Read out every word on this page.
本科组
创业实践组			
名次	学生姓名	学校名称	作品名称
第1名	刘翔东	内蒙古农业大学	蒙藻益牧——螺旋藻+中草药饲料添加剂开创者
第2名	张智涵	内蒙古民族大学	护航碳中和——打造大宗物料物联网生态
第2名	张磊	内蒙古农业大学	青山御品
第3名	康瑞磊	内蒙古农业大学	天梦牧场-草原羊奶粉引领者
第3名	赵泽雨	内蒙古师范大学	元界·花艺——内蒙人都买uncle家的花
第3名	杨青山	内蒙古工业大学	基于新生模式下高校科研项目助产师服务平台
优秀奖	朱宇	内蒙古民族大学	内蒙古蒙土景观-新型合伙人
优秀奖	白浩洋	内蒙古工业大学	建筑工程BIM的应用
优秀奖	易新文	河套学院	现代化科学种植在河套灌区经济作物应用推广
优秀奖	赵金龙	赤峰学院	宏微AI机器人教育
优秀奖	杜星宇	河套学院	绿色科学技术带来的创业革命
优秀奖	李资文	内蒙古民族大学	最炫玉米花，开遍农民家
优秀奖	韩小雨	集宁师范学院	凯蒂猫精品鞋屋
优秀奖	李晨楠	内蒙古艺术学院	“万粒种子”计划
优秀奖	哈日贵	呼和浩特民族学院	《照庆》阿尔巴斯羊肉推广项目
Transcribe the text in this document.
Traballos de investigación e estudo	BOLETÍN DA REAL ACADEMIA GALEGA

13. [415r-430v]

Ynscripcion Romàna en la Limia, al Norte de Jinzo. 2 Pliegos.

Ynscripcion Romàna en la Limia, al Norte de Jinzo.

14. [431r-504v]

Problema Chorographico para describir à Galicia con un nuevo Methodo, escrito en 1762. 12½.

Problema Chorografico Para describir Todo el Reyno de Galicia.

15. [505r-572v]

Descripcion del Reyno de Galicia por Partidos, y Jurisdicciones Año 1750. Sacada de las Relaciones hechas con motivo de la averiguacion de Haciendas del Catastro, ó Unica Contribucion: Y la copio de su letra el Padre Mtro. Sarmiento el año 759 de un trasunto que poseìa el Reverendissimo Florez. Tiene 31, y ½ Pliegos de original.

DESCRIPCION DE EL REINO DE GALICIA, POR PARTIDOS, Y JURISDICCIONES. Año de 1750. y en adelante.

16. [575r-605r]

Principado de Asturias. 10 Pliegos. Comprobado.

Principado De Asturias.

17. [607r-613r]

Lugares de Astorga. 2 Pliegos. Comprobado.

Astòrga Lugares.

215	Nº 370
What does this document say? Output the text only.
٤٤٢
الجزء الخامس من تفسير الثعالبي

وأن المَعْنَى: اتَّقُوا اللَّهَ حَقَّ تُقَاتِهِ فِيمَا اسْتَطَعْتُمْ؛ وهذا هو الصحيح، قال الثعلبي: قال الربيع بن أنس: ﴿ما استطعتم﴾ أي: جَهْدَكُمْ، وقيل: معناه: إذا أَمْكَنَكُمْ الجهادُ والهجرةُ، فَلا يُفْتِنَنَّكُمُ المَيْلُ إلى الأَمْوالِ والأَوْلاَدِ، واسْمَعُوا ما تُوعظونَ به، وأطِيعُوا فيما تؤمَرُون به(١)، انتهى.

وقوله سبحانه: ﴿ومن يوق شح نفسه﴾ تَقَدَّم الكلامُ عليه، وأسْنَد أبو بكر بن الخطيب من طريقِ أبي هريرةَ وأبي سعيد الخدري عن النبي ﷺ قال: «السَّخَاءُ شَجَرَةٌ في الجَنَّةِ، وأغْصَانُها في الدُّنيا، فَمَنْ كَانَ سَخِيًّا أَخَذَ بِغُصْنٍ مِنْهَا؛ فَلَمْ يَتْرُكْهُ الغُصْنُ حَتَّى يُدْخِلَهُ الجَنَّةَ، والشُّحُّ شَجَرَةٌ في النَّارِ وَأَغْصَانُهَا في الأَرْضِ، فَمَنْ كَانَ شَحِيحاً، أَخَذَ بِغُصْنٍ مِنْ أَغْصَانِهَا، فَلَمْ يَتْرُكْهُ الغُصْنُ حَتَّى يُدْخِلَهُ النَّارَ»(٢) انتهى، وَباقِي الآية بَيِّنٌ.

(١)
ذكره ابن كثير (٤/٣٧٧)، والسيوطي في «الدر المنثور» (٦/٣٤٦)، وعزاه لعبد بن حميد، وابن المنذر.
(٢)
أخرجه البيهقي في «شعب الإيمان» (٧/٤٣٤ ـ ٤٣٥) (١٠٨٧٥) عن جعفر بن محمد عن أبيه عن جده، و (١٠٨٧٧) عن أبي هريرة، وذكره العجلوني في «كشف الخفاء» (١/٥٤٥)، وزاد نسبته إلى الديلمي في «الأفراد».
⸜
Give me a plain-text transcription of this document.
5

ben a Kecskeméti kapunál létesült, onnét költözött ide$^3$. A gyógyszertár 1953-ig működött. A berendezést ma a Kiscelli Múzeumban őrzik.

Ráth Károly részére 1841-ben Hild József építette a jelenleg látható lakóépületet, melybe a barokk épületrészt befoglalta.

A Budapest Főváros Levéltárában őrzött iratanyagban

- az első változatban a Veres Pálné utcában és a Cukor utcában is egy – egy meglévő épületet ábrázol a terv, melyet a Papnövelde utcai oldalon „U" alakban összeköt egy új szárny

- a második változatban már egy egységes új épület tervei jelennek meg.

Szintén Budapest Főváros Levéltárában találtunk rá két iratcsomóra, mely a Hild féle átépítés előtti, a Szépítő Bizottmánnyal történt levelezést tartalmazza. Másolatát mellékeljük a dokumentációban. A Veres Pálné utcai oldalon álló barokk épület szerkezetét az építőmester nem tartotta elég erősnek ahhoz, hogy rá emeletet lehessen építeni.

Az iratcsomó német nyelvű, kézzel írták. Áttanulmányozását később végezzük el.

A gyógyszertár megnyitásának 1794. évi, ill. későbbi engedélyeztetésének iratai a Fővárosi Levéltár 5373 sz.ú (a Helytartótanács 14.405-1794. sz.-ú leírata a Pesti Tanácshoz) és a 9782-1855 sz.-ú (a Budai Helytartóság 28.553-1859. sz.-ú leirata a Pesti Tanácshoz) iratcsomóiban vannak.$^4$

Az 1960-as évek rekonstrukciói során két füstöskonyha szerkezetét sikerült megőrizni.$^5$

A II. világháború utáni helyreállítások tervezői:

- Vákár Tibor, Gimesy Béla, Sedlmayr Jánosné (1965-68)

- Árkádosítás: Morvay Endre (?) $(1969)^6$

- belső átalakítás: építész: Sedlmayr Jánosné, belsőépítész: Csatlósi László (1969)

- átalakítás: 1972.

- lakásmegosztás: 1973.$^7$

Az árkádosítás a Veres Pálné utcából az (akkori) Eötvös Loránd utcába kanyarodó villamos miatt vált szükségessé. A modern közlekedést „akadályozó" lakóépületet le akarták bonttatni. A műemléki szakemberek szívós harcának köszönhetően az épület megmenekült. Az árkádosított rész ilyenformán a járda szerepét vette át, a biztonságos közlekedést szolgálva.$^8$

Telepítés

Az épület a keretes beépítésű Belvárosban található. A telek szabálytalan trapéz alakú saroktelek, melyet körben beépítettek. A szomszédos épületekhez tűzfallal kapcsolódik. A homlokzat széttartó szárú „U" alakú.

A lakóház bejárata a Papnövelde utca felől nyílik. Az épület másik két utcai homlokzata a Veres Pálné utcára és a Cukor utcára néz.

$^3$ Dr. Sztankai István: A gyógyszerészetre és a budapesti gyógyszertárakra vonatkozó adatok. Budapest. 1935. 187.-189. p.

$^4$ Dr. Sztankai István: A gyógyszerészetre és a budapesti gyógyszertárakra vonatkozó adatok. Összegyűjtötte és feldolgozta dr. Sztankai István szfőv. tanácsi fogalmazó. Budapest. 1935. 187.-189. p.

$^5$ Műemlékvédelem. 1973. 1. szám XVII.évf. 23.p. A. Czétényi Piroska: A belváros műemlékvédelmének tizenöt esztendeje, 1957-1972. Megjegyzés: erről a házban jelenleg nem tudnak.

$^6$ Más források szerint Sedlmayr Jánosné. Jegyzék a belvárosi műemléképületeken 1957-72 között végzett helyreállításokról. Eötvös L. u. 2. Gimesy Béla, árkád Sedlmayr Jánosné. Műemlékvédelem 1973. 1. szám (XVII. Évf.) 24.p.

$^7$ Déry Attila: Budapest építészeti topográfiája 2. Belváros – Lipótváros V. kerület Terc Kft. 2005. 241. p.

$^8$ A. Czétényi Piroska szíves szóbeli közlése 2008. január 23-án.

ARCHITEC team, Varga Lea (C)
---+---
#### GOAL
Copy every line of the material in which the word "内蒙古工业大学" occurs.

#### CORRECT ANSWER
第3名	杨青山	内蒙古工业大学	基于新生模式下高校科研项目助产师服务平台
优秀奖	白浩洋	内蒙古工业大学	建筑工程BIM的应用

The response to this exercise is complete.